TASK BRIEF:
All lines in the data bearing the string "barrels" should be identified and copied.
-------- DATA ROWS --------
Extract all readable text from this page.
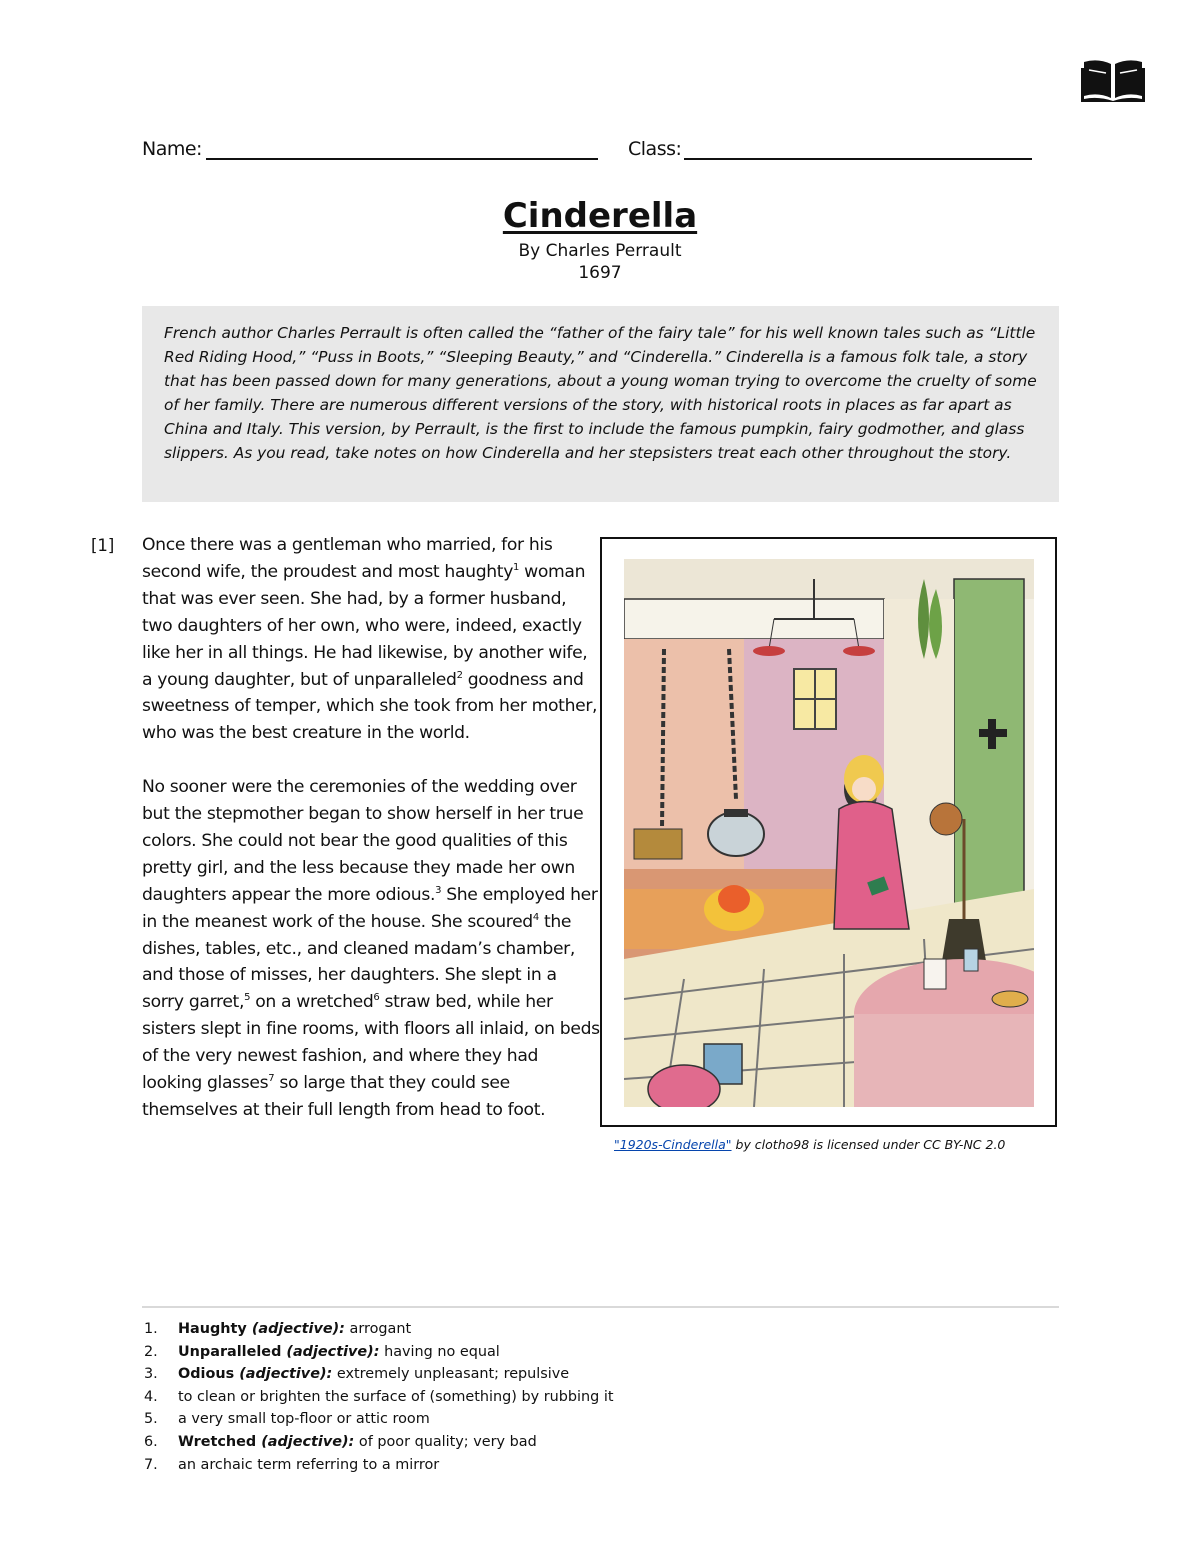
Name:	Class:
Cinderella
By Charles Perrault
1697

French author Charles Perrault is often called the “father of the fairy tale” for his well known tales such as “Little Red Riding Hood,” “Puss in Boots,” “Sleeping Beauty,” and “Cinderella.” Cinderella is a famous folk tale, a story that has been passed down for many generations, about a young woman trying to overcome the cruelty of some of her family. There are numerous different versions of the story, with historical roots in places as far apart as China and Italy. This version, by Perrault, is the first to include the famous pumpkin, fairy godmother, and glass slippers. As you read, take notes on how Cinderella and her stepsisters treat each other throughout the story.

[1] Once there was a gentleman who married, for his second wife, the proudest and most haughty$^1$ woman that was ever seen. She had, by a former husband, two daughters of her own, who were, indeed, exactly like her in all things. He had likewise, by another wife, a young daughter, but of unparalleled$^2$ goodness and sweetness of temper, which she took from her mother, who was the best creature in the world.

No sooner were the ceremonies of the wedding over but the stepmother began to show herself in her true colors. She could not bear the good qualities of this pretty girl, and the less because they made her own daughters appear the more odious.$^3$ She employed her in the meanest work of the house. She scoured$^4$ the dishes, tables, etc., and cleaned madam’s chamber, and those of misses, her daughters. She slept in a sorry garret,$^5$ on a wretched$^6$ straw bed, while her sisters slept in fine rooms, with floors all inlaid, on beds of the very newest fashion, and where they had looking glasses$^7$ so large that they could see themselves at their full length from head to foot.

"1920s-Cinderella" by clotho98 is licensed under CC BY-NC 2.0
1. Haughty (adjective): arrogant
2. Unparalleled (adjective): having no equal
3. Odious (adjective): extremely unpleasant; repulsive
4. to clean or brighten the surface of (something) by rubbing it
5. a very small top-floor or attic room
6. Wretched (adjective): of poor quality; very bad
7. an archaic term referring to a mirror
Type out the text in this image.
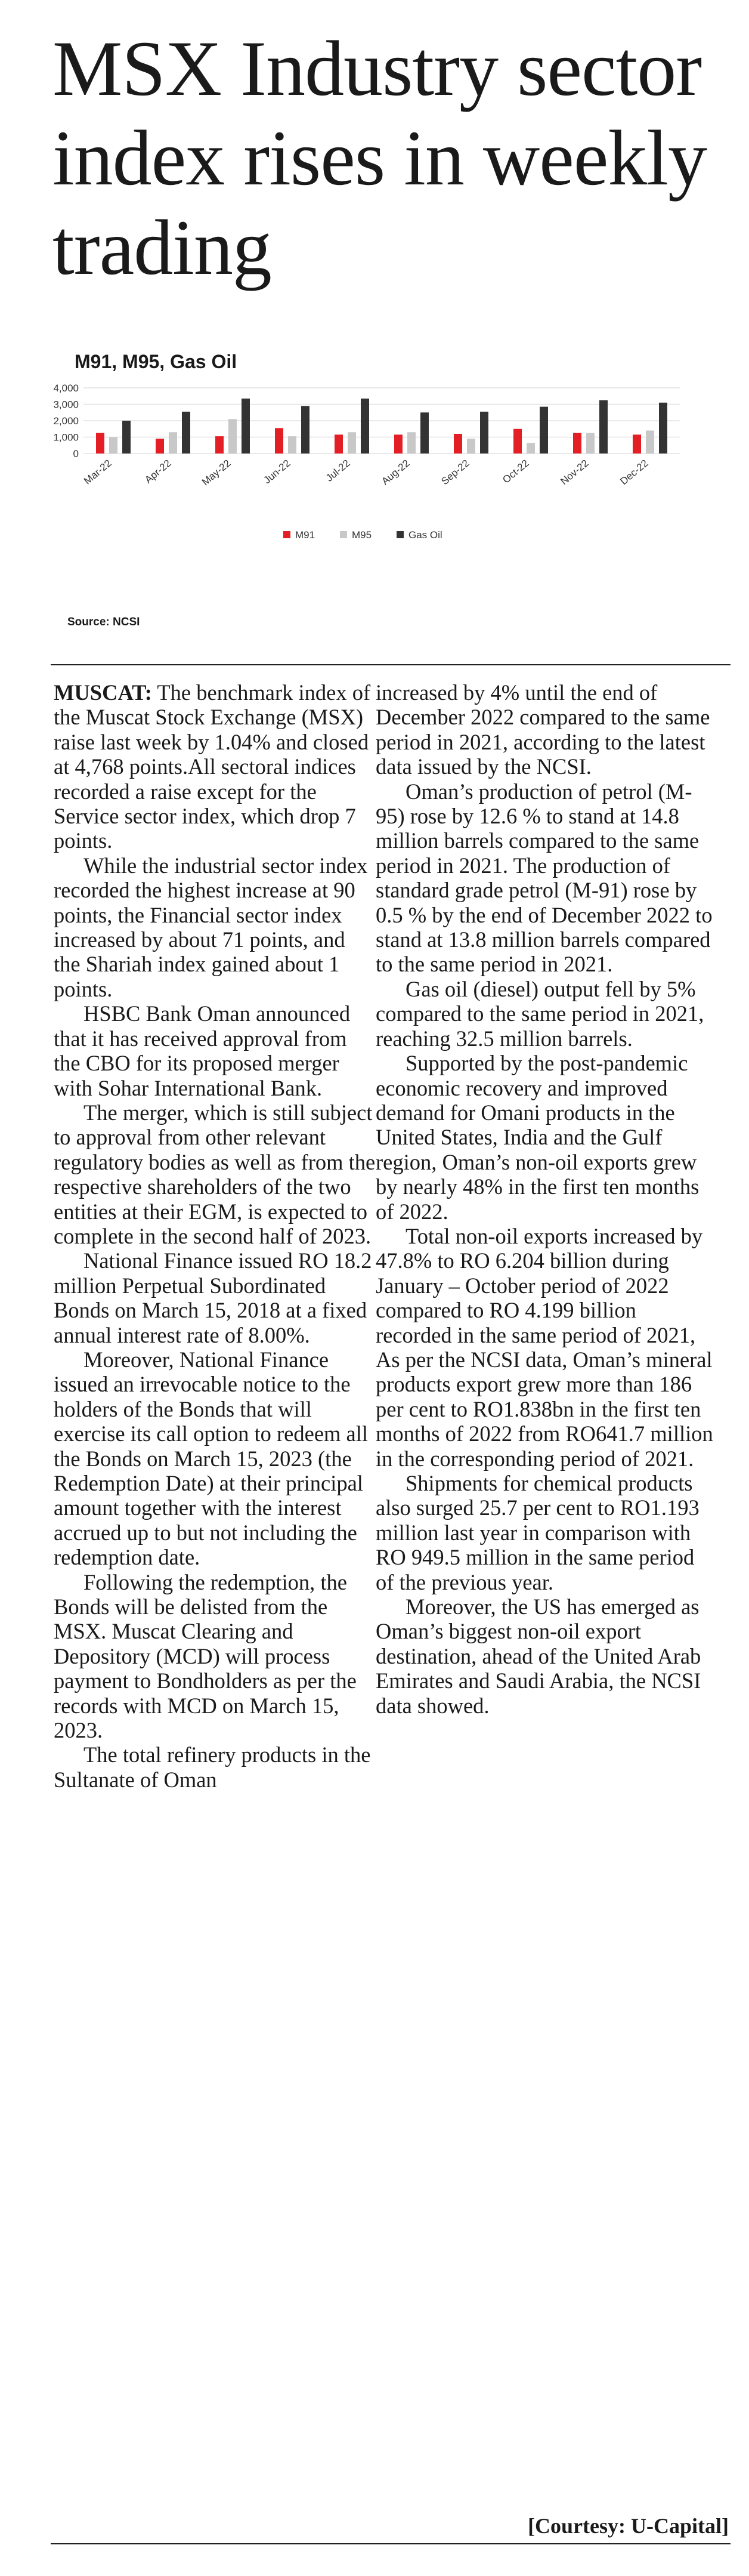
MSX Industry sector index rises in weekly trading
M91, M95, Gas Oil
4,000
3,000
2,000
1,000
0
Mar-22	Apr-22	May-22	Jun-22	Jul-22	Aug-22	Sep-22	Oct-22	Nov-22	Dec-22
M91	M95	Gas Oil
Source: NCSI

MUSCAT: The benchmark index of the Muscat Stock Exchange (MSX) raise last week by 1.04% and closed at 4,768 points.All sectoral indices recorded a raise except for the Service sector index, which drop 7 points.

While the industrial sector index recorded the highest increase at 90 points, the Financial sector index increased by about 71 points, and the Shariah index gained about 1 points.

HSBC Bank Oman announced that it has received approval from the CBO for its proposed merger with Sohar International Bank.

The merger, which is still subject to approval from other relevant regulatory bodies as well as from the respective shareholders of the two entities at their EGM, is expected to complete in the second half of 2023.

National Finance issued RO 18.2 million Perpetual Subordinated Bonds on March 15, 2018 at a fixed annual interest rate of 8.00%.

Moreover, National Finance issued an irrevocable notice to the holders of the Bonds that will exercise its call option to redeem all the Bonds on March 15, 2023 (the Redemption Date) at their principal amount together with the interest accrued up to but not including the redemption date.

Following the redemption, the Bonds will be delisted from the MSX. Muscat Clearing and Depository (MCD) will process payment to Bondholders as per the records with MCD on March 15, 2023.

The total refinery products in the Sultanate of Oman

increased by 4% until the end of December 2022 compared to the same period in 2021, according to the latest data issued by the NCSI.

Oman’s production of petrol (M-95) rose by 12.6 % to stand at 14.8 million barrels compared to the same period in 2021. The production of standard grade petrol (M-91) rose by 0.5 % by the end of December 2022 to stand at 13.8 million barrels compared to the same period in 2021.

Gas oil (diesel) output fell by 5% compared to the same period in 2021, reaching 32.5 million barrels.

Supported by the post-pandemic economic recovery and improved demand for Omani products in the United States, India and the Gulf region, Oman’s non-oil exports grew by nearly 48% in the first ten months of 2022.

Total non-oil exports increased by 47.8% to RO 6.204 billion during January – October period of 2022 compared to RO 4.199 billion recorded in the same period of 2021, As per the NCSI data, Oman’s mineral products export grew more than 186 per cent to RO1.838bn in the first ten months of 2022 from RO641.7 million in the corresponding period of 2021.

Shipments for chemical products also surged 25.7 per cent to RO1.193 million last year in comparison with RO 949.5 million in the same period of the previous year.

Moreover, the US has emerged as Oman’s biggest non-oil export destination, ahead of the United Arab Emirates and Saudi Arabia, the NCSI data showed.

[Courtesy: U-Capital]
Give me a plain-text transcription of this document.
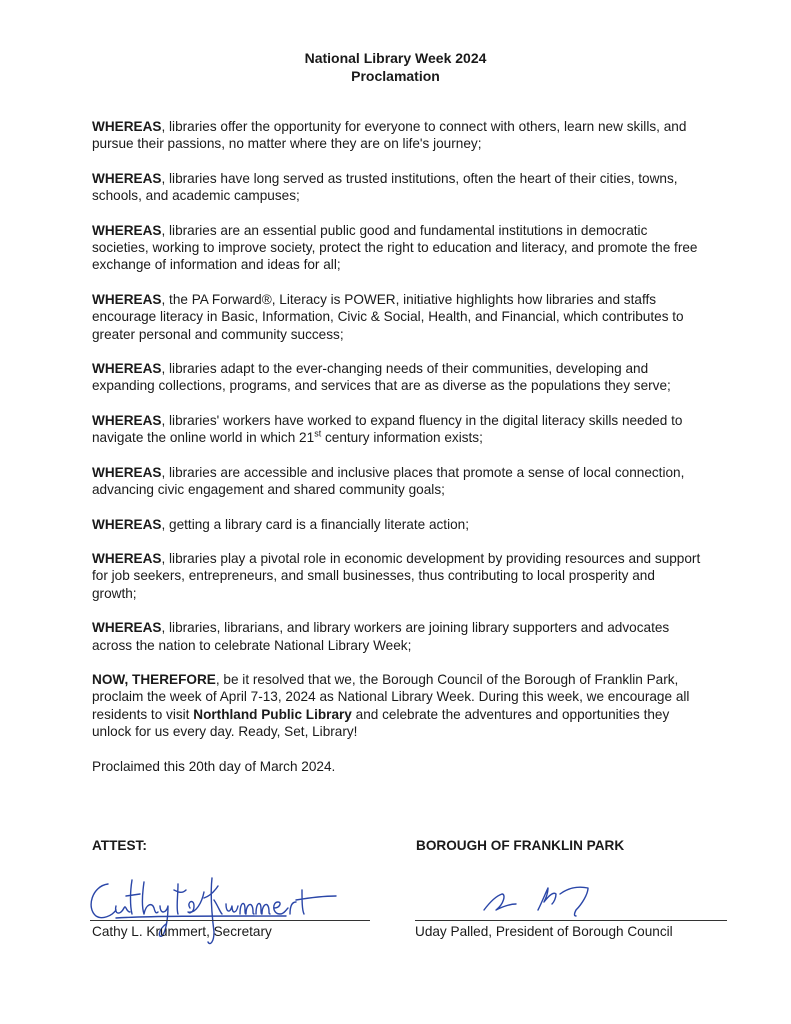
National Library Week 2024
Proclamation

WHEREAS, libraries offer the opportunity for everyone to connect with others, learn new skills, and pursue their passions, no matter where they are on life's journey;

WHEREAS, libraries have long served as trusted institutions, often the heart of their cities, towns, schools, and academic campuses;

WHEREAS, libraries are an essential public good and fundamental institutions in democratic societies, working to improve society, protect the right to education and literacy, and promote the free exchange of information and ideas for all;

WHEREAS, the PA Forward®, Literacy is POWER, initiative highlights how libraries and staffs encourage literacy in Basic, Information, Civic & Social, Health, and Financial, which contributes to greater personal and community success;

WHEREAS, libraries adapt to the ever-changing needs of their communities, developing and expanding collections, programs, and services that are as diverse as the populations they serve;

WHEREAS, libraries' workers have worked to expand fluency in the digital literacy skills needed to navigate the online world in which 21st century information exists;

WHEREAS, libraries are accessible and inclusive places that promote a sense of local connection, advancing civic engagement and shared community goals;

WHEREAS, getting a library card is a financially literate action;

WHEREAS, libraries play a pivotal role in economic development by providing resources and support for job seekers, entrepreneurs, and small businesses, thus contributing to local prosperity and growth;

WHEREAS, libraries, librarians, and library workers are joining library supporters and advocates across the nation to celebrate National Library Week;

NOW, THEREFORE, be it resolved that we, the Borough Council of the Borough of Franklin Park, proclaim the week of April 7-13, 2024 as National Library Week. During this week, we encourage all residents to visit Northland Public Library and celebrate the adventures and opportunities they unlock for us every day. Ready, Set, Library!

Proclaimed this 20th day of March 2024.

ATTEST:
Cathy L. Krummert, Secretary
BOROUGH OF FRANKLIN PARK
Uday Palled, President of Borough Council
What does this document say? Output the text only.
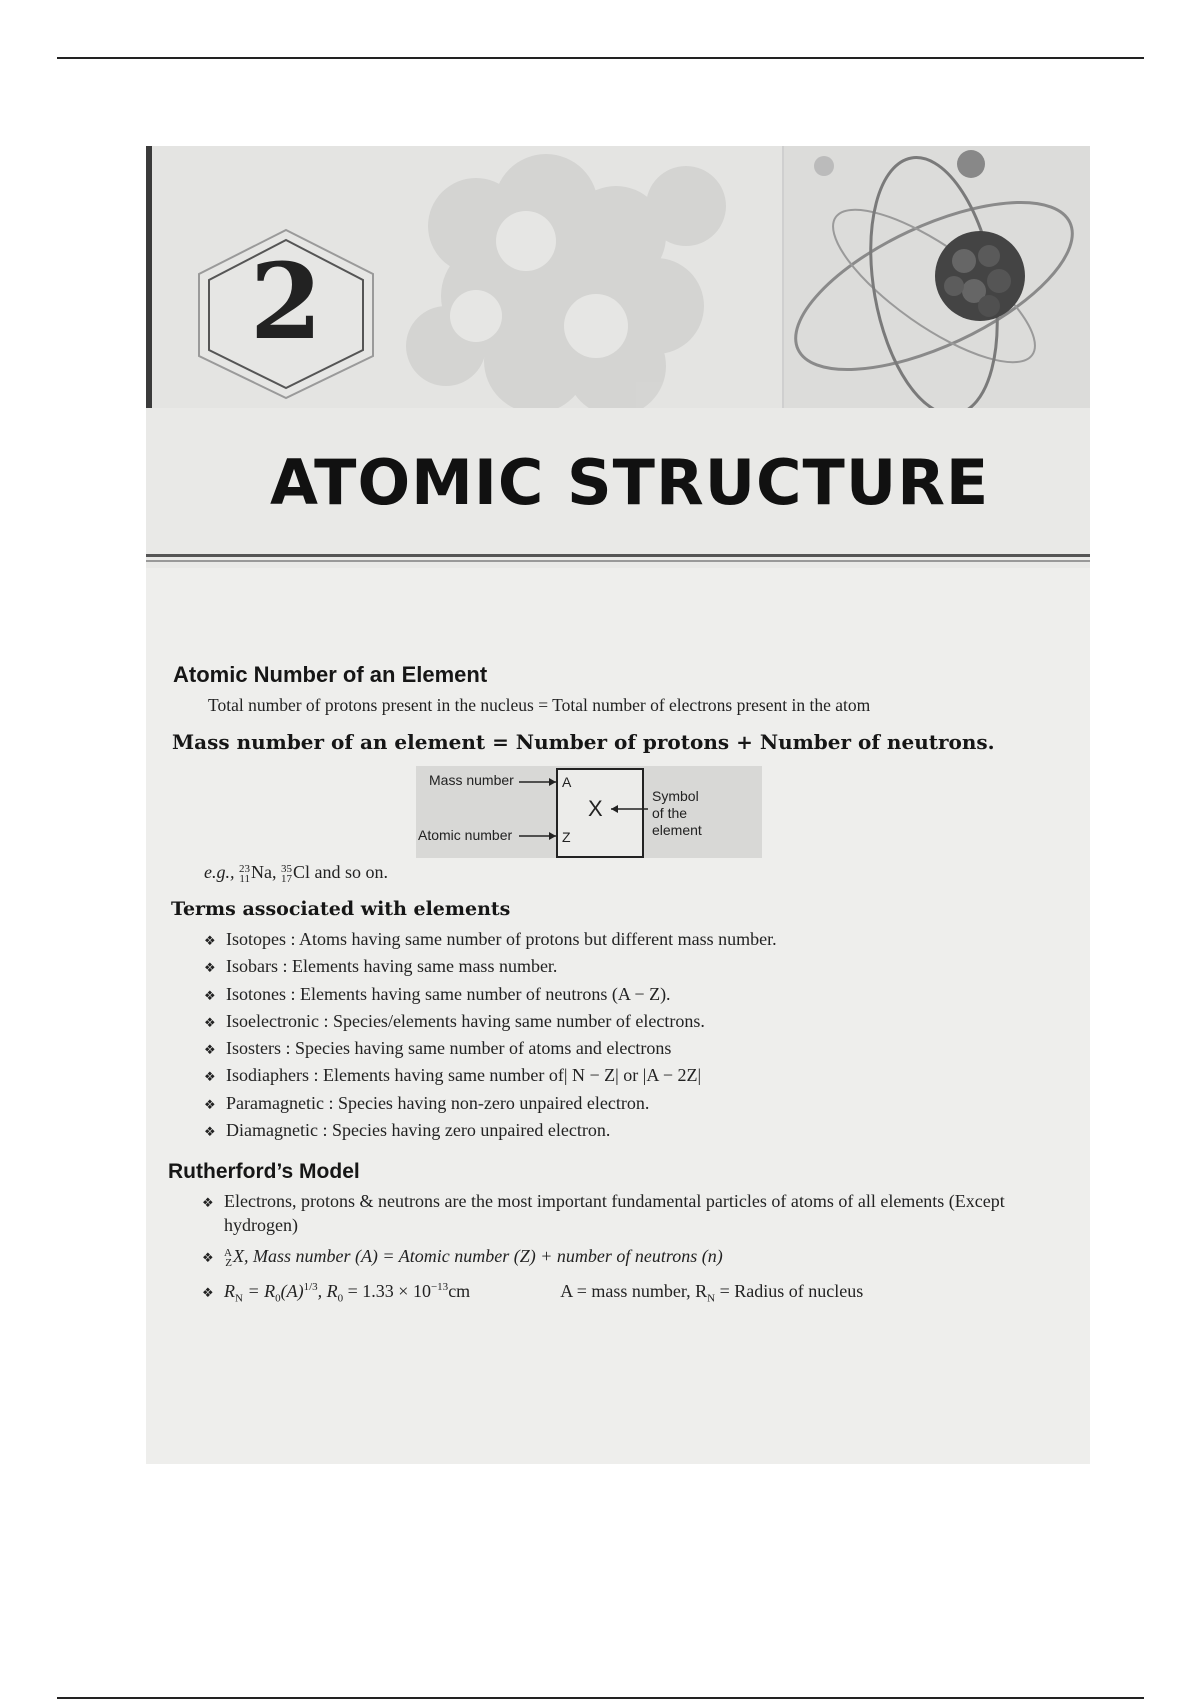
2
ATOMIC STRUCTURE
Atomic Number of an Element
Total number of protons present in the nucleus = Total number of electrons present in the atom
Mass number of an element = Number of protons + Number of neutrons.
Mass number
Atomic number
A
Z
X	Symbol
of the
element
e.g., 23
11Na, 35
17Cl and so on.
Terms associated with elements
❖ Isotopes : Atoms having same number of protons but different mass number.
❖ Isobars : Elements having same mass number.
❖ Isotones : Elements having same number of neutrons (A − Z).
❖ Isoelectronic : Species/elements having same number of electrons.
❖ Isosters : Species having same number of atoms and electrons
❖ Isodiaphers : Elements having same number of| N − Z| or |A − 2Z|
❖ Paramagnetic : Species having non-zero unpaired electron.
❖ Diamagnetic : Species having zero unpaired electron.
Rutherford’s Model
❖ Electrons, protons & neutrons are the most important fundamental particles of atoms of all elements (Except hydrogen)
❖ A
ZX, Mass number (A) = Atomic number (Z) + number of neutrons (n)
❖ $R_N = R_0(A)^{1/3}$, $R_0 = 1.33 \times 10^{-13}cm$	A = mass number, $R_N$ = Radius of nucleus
--------
THE RESULT:
Oman’s production of petrol (M-95) rose by 12.6 % to stand at 14.8 million barrels compared to the same period in 2021. The production of standard grade petrol (M-91) rose by 0.5 % by the end of December 2022 to stand at 13.8 million barrels compared to the same period in 2021.
Gas oil (diesel) output fell by 5% compared to the same period in 2021, reaching 32.5 million barrels.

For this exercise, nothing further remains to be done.